[Part of a data file]
────────────────────────────────────────
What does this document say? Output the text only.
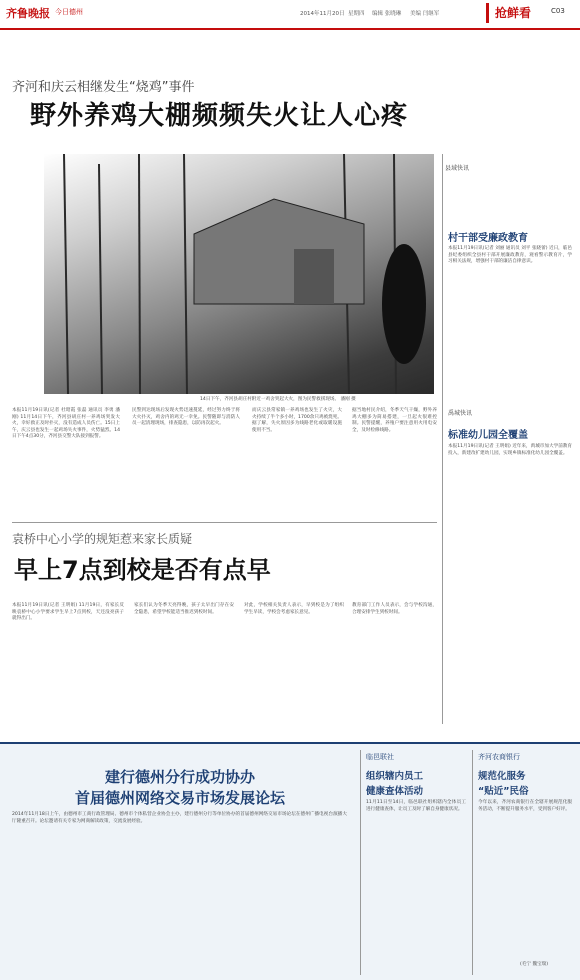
齐鲁晚报 今日德州	2014年11月20日 星期四 编辑 张晓琳 美编 闫继军	抢鲜看	C03
齐河和庆云相继发生“烧鸡”事件
野外养鸡大棚频频失火让人心疼
14日下午，齐河县胡庄村附近一鸡舍突起大火，图为民警救援现场。 潘刚 摄
本报11月19日讯(记者 杜昭霞 张磊 通讯员 李勇 潘刚) 11月14日下午，齐河县胡庄村一养鸡场突发大火，幸好救正及时扑灭，没有造成人员伤亡。15日上午，庆云县也发生一起鸡场失火事件，火势猛烈。14日下午4点30分，齐河县交警大队接到报警。
民警到达现场后发现火势迅速蔓延，经过努力终于将大火扑灭，鸡舍内的鸡无一幸免。民警随即与消防人员一起清理现场，排查隐患，以防再次起火。
而庆云县常家镇一养鸡场也发生了火灾，大火持续了半个多小时，1700余只鸡被烧死。据了解，失火原因多为线路老化或取暖设施使用不当。
据当地村民介绍，冬季天气干燥，野外养鸡大棚多为简易搭建，一旦起火很难控制。民警提醒，养殖户要注意用火用电安全，及时检修线路。
袁桥中心小学的规矩惹来家长质疑
早上7点到校是否有点早
本报11月19日讯(记者 王明娟) 11月19日，有家长反映袁桥中心小学要求学生早上7点到校，天还没亮孩子就得出门。
家长们认为冬季天亮得晚，孩子太早出门存在安全隐患，希望学校能适当推迟到校时间。
对此，学校相关负责人表示，早到校是为了组织学生早读，学校会考虑家长意见。
教育部门工作人员表示，会与学校沟通，合理安排学生到校时间。
县域快讯
村干部受廉政教育
本报11月19日讯(记者 刘丽 通讯员 刘平 张晓蕾) 近日，临邑县纪委组织全县村干部开展廉政教育，观看警示教育片，学习相关法规，增强村干部的廉洁自律意识。
禹城快讯
标准幼儿园全覆盖
本报11月19日讯(记者 王明娟) 近年来，禹城市加大学前教育投入，新建改扩建幼儿园，实现乡镇标准化幼儿园全覆盖。
建行德州分行成功协办
首届德州网络交易市场发展论坛
2014年11月18日上午，由德州市工商行政管理局、德州市个体私营企业协会主办，建行德州分行等单位协办的首届德州网络交易市场论坛在德州广播电视台演播大厅隆重召开。论坛邀请有关专家为网商解读政策，交流发展经验。
临邑联社
组织辖内员工
健康查体活动
11月11日至14日，临邑联社组织辖内全体员工进行健康查体，让员工及时了解自身健康状况。
齐河农商银行
规范化服务
“贴近”民俗
今年以来，齐河农商银行在全辖开展规范化服务活动，不断提升服务水平，受到客户好评。
(毛宁 魏宝瑞)
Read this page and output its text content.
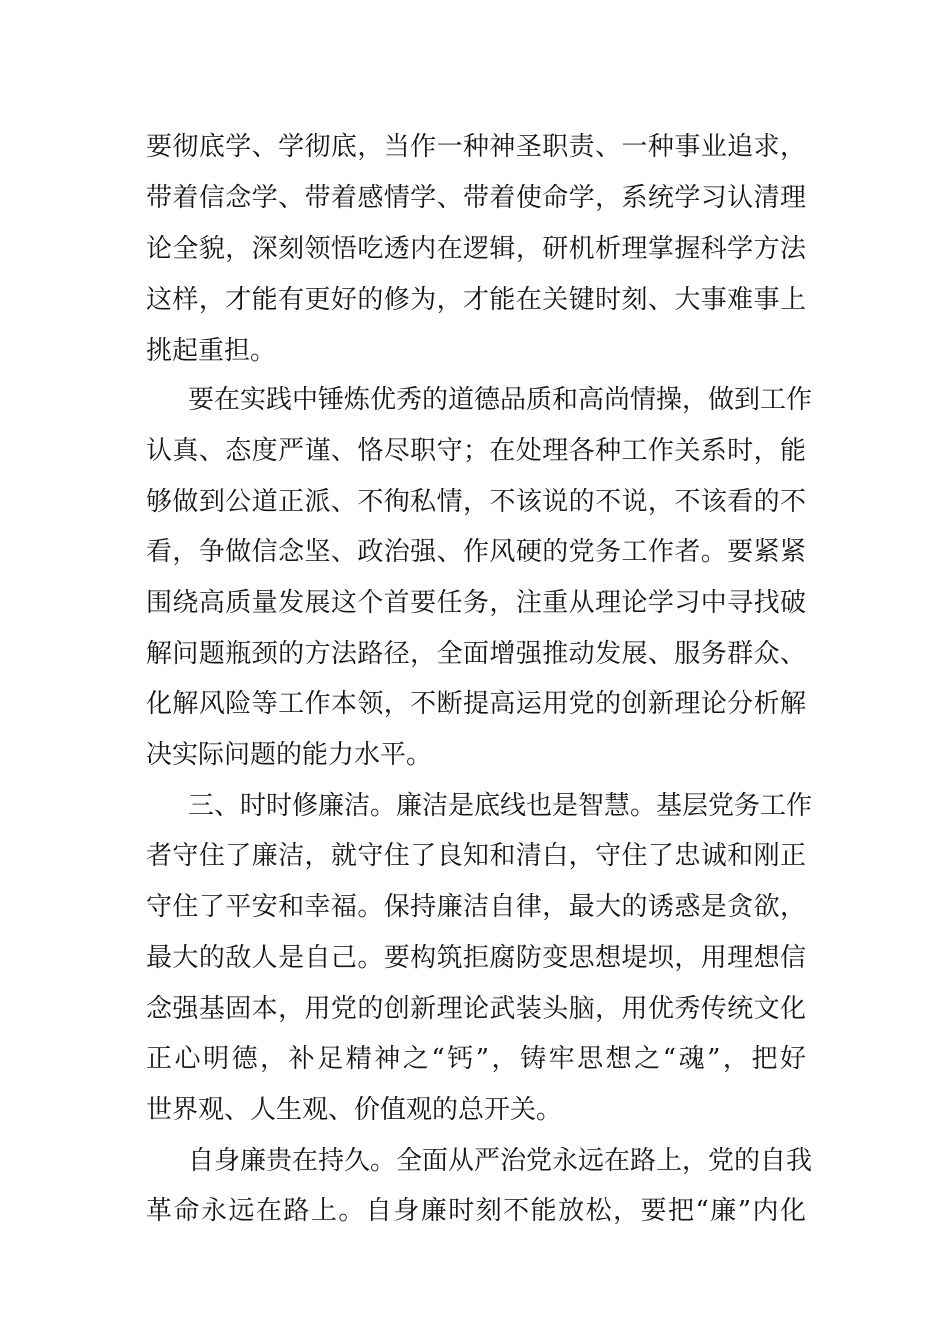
要彻底学、学彻底，当作一种神圣职责、一种事业追求，
带着信念学、带着感情学、带着使命学，系统学习认清理
论全貌，深刻领悟吃透内在逻辑，研机析理掌握科学方法
这样，才能有更好的修为，才能在关键时刻、大事难事上
挑起重担。
要在实践中锤炼优秀的道德品质和高尚情操，做到工作
认真、态度严谨、恪尽职守；在处理各种工作关系时，能
够做到公道正派、不徇私情，不该说的不说，不该看的不
看，争做信念坚、政治强、作风硬的党务工作者。要紧紧
围绕高质量发展这个首要任务，注重从理论学习中寻找破
解问题瓶颈的方法路径，全面增强推动发展、服务群众、
化解风险等工作本领，不断提高运用党的创新理论分析解
决实际问题的能力水平。
三、时时修廉洁。廉洁是底线也是智慧。基层党务工作
者守住了廉洁，就守住了良知和清白，守住了忠诚和刚正
守住了平安和幸福。保持廉洁自律，最大的诱惑是贪欲，
最大的敌人是自己。要构筑拒腐防变思想堤坝，用理想信
念强基固本，用党的创新理论武装头脑，用优秀传统文化
正心明德，补足精神之“钙”，铸牢思想之“魂”，把好
世界观、人生观、价值观的总开关。
自身廉贵在持久。全面从严治党永远在路上，党的自我
革命永远在路上。自身廉时刻不能放松，要把“廉”内化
────────────────────────────────────────
Quote the entries in full. Any image among them is to be omitted from the copy.

What does this document say? Output the text only.
齐鲁晚报 今日德州	2014年11月20日 星期四 编辑 张晓琳 美编 闫继军	抢鲜看	C03
齐河和庆云相继发生“烧鸡”事件
野外养鸡大棚频频失火让人心疼
14日下午，齐河县胡庄村附近一鸡舍突起大火，图为民警救援现场。 潘刚 摄
本报11月19日讯(记者 杜昭霞 张磊 通讯员 李勇 潘刚) 11月14日下午，齐河县胡庄村一养鸡场突发大火，幸好救正及时扑灭，没有造成人员伤亡。15日上午，庆云县也发生一起鸡场失火事件，火势猛烈。14日下午4点30分，齐河县交警大队接到报警。
民警到达现场后发现火势迅速蔓延，经过努力终于将大火扑灭，鸡舍内的鸡无一幸免。民警随即与消防人员一起清理现场，排查隐患，以防再次起火。
而庆云县常家镇一养鸡场也发生了火灾，大火持续了半个多小时，1700余只鸡被烧死。据了解，失火原因多为线路老化或取暖设施使用不当。
据当地村民介绍，冬季天气干燥，野外养鸡大棚多为简易搭建，一旦起火很难控制。民警提醒，养殖户要注意用火用电安全，及时检修线路。
袁桥中心小学的规矩惹来家长质疑
早上7点到校是否有点早
本报11月19日讯(记者 王明娟) 11月19日，有家长反映袁桥中心小学要求学生早上7点到校，天还没亮孩子就得出门。
家长们认为冬季天亮得晚，孩子太早出门存在安全隐患，希望学校能适当推迟到校时间。
对此，学校相关负责人表示，早到校是为了组织学生早读，学校会考虑家长意见。
教育部门工作人员表示，会与学校沟通，合理安排学生到校时间。
县域快讯
村干部受廉政教育
本报11月19日讯(记者 刘丽 通讯员 刘平 张晓蕾) 近日，临邑县纪委组织全县村干部开展廉政教育，观看警示教育片，学习相关法规，增强村干部的廉洁自律意识。
禹城快讯
标准幼儿园全覆盖
本报11月19日讯(记者 王明娟) 近年来，禹城市加大学前教育投入，新建改扩建幼儿园，实现乡镇标准化幼儿园全覆盖。
建行德州分行成功协办
首届德州网络交易市场发展论坛
2014年11月18日上午，由德州市工商行政管理局、德州市个体私营企业协会主办，建行德州分行等单位协办的首届德州网络交易市场论坛在德州广播电视台演播大厅隆重召开。论坛邀请有关专家为网商解读政策，交流发展经验。
临邑联社
组织辖内员工
健康查体活动
11月11日至14日，临邑联社组织辖内全体员工进行健康查体，让员工及时了解自身健康状况。
齐河农商银行
规范化服务
“贴近”民俗
今年以来，齐河农商银行在全辖开展规范化服务活动，不断提升服务水平，受到客户好评。
(毛宁 魏宝瑞)
Read this page and output its text content.
要彻底学、学彻底，当作一种神圣职责、一种事业追求，
带着信念学、带着感情学、带着使命学，系统学习认清理
论全貌，深刻领悟吃透内在逻辑，研机析理掌握科学方法
这样，才能有更好的修为，才能在关键时刻、大事难事上
挑起重担。
要在实践中锤炼优秀的道德品质和高尚情操，做到工作
认真、态度严谨、恪尽职守；在处理各种工作关系时，能
够做到公道正派、不徇私情，不该说的不说，不该看的不
看，争做信念坚、政治强、作风硬的党务工作者。要紧紧
围绕高质量发展这个首要任务，注重从理论学习中寻找破
解问题瓶颈的方法路径，全面增强推动发展、服务群众、
化解风险等工作本领，不断提高运用党的创新理论分析解
决实际问题的能力水平。
三、时时修廉洁。廉洁是底线也是智慧。基层党务工作
者守住了廉洁，就守住了良知和清白，守住了忠诚和刚正
守住了平安和幸福。保持廉洁自律，最大的诱惑是贪欲，
最大的敌人是自己。要构筑拒腐防变思想堤坝，用理想信
念强基固本，用党的创新理论武装头脑，用优秀传统文化
正心明德，补足精神之“钙”，铸牢思想之“魂”，把好
世界观、人生观、价值观的总开关。
自身廉贵在持久。全面从严治党永远在路上，党的自我
革命永远在路上。自身廉时刻不能放松，要把“廉”内化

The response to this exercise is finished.